(Aim) Scan the data below. Pull out each line where "this" occurs.

(Entries shown)
>> Begin

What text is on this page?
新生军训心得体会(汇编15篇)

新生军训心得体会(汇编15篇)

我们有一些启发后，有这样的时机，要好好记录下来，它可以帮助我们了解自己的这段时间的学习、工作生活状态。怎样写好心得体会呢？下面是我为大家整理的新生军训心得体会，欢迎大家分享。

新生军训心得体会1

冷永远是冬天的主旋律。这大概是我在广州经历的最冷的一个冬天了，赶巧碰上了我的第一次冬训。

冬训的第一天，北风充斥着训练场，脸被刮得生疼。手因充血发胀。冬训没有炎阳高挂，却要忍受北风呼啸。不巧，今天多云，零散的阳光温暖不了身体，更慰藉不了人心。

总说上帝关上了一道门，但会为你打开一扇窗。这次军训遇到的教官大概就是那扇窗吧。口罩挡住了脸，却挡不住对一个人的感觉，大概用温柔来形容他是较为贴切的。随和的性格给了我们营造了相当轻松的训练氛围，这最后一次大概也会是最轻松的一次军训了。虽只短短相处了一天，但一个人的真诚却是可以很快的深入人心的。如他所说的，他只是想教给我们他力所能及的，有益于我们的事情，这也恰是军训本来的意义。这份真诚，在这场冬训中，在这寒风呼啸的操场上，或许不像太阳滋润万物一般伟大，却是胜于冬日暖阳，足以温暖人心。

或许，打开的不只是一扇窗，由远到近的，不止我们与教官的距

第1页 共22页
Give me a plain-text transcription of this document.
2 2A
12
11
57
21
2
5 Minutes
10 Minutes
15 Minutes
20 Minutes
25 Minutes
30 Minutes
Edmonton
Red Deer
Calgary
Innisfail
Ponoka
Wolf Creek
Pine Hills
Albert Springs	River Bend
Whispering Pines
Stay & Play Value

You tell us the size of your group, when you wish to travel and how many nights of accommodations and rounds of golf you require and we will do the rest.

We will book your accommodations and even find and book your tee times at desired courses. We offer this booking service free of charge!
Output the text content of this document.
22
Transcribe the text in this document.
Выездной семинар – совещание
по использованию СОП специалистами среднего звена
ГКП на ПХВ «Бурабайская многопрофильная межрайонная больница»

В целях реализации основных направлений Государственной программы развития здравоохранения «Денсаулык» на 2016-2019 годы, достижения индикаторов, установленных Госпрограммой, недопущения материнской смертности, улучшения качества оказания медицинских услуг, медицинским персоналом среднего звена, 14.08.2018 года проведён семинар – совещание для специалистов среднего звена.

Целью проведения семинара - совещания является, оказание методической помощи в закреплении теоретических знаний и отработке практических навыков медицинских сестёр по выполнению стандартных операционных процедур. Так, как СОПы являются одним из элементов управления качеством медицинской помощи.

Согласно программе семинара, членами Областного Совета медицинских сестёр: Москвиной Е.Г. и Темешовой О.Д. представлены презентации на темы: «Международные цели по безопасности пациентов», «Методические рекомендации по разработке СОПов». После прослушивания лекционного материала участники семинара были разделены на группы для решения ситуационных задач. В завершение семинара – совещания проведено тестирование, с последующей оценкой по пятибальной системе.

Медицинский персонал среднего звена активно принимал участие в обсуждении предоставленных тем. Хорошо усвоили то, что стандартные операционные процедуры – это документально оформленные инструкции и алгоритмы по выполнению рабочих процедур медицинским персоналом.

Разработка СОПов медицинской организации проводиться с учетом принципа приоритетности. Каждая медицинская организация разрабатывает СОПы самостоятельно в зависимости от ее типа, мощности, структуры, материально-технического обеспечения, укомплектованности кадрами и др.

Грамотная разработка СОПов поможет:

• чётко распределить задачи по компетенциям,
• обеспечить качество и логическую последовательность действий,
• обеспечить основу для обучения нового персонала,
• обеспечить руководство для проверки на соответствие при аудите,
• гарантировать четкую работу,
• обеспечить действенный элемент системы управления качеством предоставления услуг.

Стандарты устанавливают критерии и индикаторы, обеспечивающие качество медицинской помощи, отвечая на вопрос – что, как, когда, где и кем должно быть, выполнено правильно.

>> End

(Complete output)
What text is on this page?
Give me a plain-text transcription of this document.
We will book your accommodations and even find and book your tee times at desired courses. We offer this booking service free of charge!
Output the text content of this document.
Transcribe the text in this document.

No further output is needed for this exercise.